§ TASK GOAL
Look through the listing below and report how many lines contain "vezetőre", as a bare number.
##### DATA SECTION #####
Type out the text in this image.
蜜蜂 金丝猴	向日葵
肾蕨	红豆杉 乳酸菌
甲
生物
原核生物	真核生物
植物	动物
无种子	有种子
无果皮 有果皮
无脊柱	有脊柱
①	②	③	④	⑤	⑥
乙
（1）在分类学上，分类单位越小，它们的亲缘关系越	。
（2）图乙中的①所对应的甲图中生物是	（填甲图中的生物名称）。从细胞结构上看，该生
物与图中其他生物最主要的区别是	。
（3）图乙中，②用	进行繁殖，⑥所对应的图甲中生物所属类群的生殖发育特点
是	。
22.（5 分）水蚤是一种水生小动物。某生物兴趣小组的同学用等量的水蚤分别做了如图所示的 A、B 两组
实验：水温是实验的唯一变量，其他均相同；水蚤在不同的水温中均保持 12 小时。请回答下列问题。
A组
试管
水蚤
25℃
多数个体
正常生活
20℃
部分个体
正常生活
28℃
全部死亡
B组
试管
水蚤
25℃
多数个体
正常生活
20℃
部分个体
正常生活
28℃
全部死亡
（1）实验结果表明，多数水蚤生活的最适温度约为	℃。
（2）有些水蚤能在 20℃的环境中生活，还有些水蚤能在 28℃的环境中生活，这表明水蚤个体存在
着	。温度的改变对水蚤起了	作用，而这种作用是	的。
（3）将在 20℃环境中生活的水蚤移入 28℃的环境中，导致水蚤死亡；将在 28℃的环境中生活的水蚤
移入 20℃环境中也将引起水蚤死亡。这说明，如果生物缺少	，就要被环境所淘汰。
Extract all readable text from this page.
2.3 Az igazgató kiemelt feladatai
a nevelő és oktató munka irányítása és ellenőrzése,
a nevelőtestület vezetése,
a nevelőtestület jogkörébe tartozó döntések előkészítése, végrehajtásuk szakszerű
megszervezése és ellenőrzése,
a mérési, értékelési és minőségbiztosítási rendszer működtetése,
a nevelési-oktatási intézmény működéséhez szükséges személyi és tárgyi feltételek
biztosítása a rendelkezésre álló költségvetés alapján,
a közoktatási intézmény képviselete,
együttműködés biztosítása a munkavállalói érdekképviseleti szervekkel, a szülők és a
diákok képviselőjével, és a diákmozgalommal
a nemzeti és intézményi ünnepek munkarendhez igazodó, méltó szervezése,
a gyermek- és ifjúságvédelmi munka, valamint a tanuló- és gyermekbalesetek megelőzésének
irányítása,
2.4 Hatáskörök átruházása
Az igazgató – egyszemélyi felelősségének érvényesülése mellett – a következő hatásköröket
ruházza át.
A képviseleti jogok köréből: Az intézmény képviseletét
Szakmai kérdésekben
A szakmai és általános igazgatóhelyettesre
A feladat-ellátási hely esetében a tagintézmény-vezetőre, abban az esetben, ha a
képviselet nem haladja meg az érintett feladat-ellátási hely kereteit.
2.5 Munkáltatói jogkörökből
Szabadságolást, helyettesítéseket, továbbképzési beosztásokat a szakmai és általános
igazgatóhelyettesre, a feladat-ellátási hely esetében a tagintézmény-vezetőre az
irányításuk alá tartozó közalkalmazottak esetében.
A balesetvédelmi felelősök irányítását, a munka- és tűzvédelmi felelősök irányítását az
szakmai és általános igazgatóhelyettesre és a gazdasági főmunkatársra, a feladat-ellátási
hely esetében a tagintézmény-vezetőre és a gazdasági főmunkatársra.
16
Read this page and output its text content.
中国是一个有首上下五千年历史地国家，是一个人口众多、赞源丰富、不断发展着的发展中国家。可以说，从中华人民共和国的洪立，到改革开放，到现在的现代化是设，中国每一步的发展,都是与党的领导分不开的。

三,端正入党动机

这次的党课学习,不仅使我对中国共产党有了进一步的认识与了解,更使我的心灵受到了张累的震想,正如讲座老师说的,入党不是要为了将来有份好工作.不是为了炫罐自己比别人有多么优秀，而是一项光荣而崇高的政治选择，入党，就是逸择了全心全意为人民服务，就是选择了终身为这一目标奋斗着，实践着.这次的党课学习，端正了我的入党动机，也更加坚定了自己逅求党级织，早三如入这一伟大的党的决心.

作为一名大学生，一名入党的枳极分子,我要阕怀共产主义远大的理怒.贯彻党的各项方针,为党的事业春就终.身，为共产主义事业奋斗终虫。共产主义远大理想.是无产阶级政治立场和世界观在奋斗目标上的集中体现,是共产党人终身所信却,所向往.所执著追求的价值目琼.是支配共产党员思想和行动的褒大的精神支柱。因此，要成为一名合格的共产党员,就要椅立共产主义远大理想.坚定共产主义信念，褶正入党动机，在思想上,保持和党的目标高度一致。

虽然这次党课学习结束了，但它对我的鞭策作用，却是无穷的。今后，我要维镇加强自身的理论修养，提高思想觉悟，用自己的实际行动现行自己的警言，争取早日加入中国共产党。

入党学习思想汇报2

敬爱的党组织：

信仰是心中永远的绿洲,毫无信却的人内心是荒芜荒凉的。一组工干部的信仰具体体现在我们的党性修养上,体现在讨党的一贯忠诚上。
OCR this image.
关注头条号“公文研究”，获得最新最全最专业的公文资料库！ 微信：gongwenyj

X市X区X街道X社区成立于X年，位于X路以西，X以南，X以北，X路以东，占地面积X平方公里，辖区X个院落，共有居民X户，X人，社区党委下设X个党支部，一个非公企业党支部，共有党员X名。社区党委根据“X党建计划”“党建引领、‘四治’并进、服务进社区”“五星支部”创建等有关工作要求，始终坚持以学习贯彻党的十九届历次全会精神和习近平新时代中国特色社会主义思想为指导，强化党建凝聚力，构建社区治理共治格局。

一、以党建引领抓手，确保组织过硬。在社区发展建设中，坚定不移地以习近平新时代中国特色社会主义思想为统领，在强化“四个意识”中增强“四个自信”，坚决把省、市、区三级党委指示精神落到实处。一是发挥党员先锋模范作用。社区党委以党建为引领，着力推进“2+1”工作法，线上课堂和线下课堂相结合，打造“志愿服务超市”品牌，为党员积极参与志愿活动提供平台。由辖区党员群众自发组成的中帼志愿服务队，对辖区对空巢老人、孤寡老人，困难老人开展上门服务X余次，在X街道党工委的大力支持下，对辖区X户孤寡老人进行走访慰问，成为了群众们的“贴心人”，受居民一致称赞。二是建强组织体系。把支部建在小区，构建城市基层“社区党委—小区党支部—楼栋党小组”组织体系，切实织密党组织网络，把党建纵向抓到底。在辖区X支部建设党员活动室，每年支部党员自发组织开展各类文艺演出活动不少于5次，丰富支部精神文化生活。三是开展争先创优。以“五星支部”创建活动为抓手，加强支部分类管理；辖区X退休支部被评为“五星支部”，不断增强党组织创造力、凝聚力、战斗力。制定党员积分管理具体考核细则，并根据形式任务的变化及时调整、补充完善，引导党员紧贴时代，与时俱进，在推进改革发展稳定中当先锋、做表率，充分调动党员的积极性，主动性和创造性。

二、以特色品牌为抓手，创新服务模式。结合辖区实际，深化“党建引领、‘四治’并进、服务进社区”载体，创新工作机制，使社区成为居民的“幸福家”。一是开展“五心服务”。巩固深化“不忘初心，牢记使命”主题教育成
#####
§ FULL ANSWER
3